■ Instructions to follow:
What is the number of lines in the data holding the word "不可理喻"? Give that number by itself.

■ Source material:
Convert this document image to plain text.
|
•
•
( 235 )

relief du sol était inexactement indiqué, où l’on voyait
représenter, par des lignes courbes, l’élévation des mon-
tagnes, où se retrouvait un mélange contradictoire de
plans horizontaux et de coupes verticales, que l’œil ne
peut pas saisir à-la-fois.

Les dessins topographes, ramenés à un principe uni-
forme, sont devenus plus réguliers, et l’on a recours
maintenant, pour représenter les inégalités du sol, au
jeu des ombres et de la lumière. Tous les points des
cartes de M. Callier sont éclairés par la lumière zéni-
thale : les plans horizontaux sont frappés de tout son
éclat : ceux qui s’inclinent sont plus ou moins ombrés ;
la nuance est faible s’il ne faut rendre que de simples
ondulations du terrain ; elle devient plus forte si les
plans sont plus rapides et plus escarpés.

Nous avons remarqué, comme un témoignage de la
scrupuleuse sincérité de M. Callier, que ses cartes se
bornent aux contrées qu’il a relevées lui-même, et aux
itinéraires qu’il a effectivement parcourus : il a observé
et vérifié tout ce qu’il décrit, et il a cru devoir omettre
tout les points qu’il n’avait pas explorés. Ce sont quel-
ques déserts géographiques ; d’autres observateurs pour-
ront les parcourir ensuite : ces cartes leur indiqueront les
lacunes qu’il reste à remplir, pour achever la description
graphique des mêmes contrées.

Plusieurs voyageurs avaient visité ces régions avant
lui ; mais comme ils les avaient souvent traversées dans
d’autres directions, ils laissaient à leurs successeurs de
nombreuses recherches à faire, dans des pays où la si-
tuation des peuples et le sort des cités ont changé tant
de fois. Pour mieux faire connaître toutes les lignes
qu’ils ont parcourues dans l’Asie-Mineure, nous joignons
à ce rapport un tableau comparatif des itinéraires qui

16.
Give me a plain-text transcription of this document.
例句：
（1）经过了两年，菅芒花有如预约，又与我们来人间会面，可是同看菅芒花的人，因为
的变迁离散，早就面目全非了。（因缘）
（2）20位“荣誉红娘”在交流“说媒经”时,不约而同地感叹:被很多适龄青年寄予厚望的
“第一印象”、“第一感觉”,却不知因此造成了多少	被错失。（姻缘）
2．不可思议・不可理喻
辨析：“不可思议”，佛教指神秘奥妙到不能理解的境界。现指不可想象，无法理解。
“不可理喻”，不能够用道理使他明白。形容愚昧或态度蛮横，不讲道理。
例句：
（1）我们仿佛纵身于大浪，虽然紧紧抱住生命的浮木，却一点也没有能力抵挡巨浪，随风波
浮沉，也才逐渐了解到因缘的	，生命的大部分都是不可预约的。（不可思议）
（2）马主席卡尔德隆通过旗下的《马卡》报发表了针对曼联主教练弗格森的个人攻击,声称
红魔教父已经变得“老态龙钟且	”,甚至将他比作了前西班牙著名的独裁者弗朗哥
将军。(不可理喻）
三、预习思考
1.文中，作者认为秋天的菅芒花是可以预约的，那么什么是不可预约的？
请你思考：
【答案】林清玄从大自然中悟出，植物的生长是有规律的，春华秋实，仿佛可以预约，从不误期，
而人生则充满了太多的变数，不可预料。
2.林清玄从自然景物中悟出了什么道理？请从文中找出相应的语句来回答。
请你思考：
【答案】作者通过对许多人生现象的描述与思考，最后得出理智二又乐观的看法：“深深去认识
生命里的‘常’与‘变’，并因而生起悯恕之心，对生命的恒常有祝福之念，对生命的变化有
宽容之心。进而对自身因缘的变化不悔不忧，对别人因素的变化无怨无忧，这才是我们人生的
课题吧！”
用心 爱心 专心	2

■ Answer to the task:
3